** Task description **
Print every entry, word for word, and skip the images.

** Supplied data **
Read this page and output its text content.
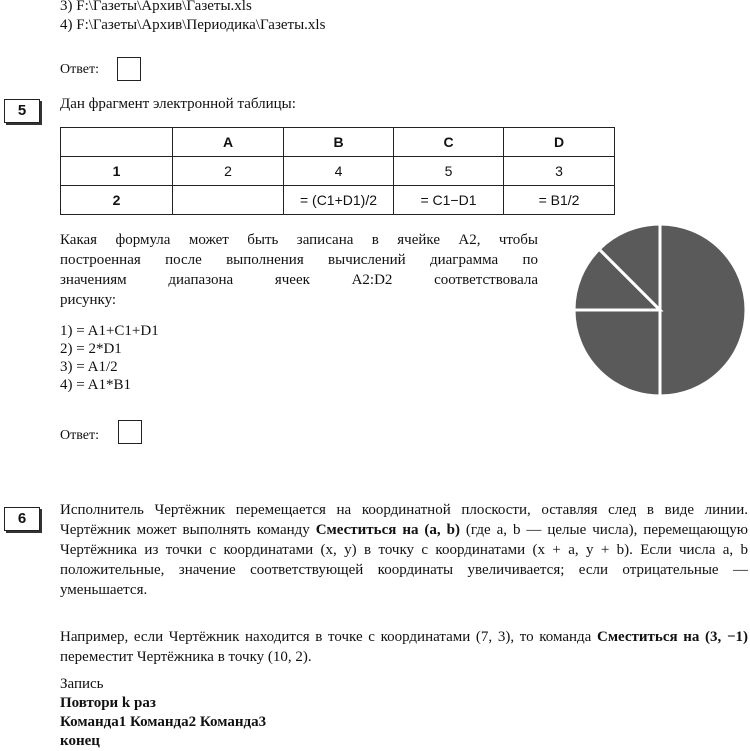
3) F:\Газеты\Архив\Газеты.xls
4) F:\Газеты\Архив\Периодика\Газеты.xls
Ответ:
5	Дан фрагмент электронной таблицы:
	A	B	C	D
1	2	4	5	3
2		= (C1+D1)/2	= C1−D1	= B1/2
Какая формула может быть записана в ячейке A2, чтобы
построенная после выполнения вычислений диаграмма по
значениям диапазона ячеек A2:D2 соответствовала
рисунку:
1) = A1+C1+D1
2) = 2*D1
3) = A1/2
4) = A1*B1
Ответ:
6	Исполнитель Чертёжник перемещается на координатной плоскости, оставляя след в виде линии. Чертёжник может выполнять команду Сместиться на (a, b) (где a, b — целые числа), перемещающую Чертёжника из точки с координатами (x, y) в точку с координатами (x + a, y + b). Если числа a, b положительные, значение соответствующей координаты увеличивается; если отрицательные — уменьшается.
Например, если Чертёжник находится в точке с координатами (7, 3), то команда Сместиться на (3, −1) переместит Чертёжника в точку (10, 2).
Запись
Повтори k раз
Команда1 Команда2 Команда3
конец
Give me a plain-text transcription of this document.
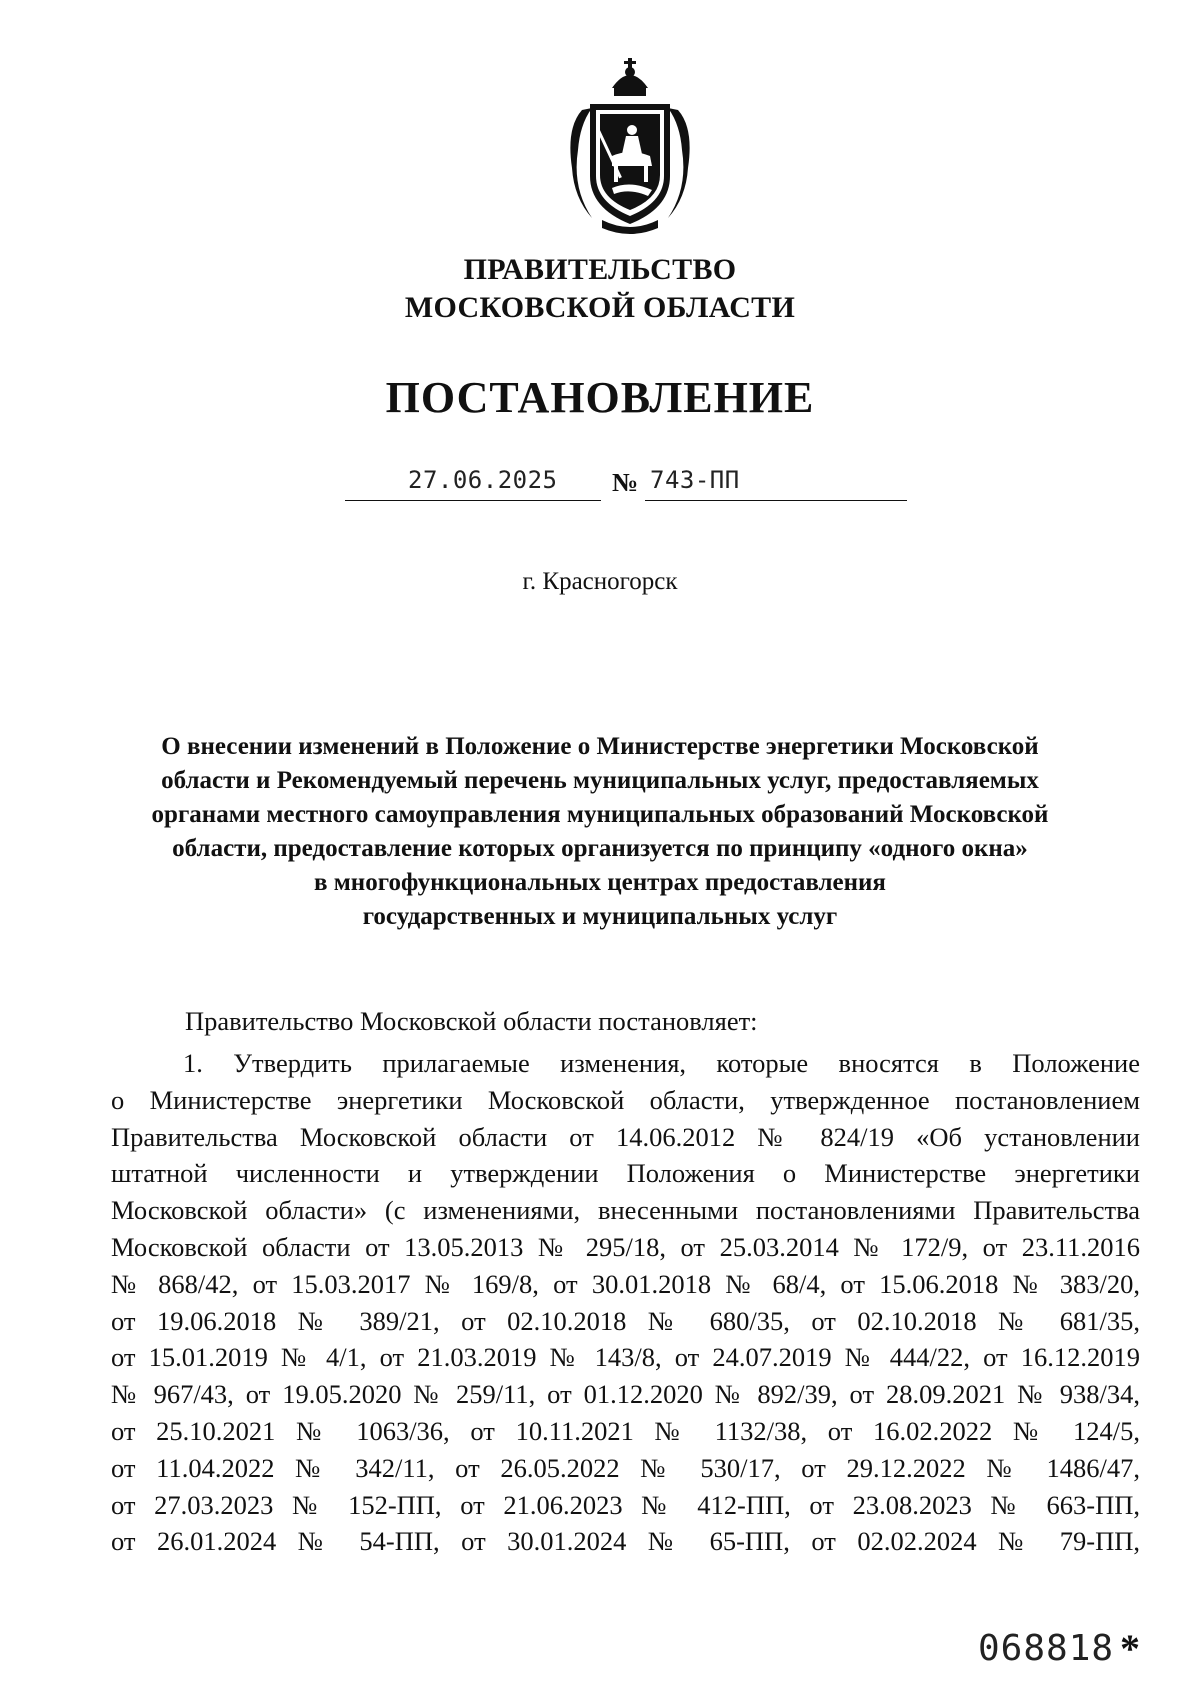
ПРАВИТЕЛЬСТВО
МОСКОВСКОЙ ОБЛАСТИ
ПОСТАНОВЛЕНИЕ
27.06.2025 № 743-ПП
г. Красногорск
О внесении изменений в Положение о Министерстве энергетики Московской
области и Рекомендуемый перечень муниципальных услуг, предоставляемых
органами местного самоуправления муниципальных образований Московской
области, предоставление которых организуется по принципу «одного окна»
в многофункциональных центрах предоставления
государственных и муниципальных услуг
Правительство Московской области постановляет:
1. Утвердить прилагаемые изменения, которые вносятся в Положение
о Министерстве энергетики Московской области, утвержденное постановлением
Правительства Московской области от 14.06.2012 № 824/19 «Об установлении
штатной численности и утверждении Положения о Министерстве энергетики
Московской области» (с изменениями, внесенными постановлениями Правительства
Московской области от 13.05.2013 № 295/18, от 25.03.2014 № 172/9, от 23.11.2016
№ 868/42, от 15.03.2017 № 169/8, от 30.01.2018 № 68/4, от 15.06.2018 № 383/20,
от 19.06.2018 № 389/21, от 02.10.2018 № 680/35, от 02.10.2018 № 681/35,
от 15.01.2019 № 4/1, от 21.03.2019 № 143/8, от 24.07.2019 № 444/22, от 16.12.2019
№ 967/43, от 19.05.2020 № 259/11, от 01.12.2020 № 892/39, от 28.09.2021 № 938/34,
от 25.10.2021 № 1063/36, от 10.11.2021 № 1132/38, от 16.02.2022 № 124/5,
от 11.04.2022 № 342/11, от 26.05.2022 № 530/17, от 29.12.2022 № 1486/47,
от 27.03.2023 № 152-ПП, от 21.06.2023 № 412-ПП, от 23.08.2023 № 663-ПП,
от 26.01.2024 № 54-ПП, от 30.01.2024 № 65-ПП, от 02.02.2024 № 79-ПП,
068818 *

** Result of the exercise **
Read this page and output its text content.
3) F:\Газеты\Архив\Газеты.xls
4) F:\Газеты\Архив\Периодика\Газеты.xls
Ответ:
5	Дан фрагмент электронной таблицы:
	A	B	C	D
1	2	4	5	3
2		= (C1+D1)/2	= C1−D1	= B1/2
Какая формула может быть записана в ячейке A2, чтобы
построенная после выполнения вычислений диаграмма по
значениям диапазона ячеек A2:D2 соответствовала
рисунку:
1) = A1+C1+D1
2) = 2*D1
3) = A1/2
4) = A1*B1
Ответ:
6	Исполнитель Чертёжник перемещается на координатной плоскости, оставляя след в виде линии. Чертёжник может выполнять команду Сместиться на (a, b) (где a, b — целые числа), перемещающую Чертёжника из точки с координатами (x, y) в точку с координатами (x + a, y + b). Если числа a, b положительные, значение соответствующей координаты увеличивается; если отрицательные — уменьшается.
Например, если Чертёжник находится в точке с координатами (7, 3), то команда Сместиться на (3, −1) переместит Чертёжника в точку (10, 2).
Запись
Повтори k раз
Команда1 Команда2 Команда3
конец
Give me a plain-text transcription of this document.
ПРАВИТЕЛЬСТВО
МОСКОВСКОЙ ОБЛАСТИ
ПОСТАНОВЛЕНИЕ
27.06.2025 № 743-ПП
г. Красногорск
О внесении изменений в Положение о Министерстве энергетики Московской
области и Рекомендуемый перечень муниципальных услуг, предоставляемых
органами местного самоуправления муниципальных образований Московской
области, предоставление которых организуется по принципу «одного окна»
в многофункциональных центрах предоставления
государственных и муниципальных услуг
Правительство Московской области постановляет:
1. Утвердить прилагаемые изменения, которые вносятся в Положение
о Министерстве энергетики Московской области, утвержденное постановлением
Правительства Московской области от 14.06.2012 № 824/19 «Об установлении
штатной численности и утверждении Положения о Министерстве энергетики
Московской области» (с изменениями, внесенными постановлениями Правительства
Московской области от 13.05.2013 № 295/18, от 25.03.2014 № 172/9, от 23.11.2016
№ 868/42, от 15.03.2017 № 169/8, от 30.01.2018 № 68/4, от 15.06.2018 № 383/20,
от 19.06.2018 № 389/21, от 02.10.2018 № 680/35, от 02.10.2018 № 681/35,
от 15.01.2019 № 4/1, от 21.03.2019 № 143/8, от 24.07.2019 № 444/22, от 16.12.2019
№ 967/43, от 19.05.2020 № 259/11, от 01.12.2020 № 892/39, от 28.09.2021 № 938/34,
от 25.10.2021 № 1063/36, от 10.11.2021 № 1132/38, от 16.02.2022 № 124/5,
от 11.04.2022 № 342/11, от 26.05.2022 № 530/17, от 29.12.2022 № 1486/47,
от 27.03.2023 № 152-ПП, от 21.06.2023 № 412-ПП, от 23.08.2023 № 663-ПП,
от 26.01.2024 № 54-ПП, от 30.01.2024 № 65-ПП, от 02.02.2024 № 79-ПП,
068818 *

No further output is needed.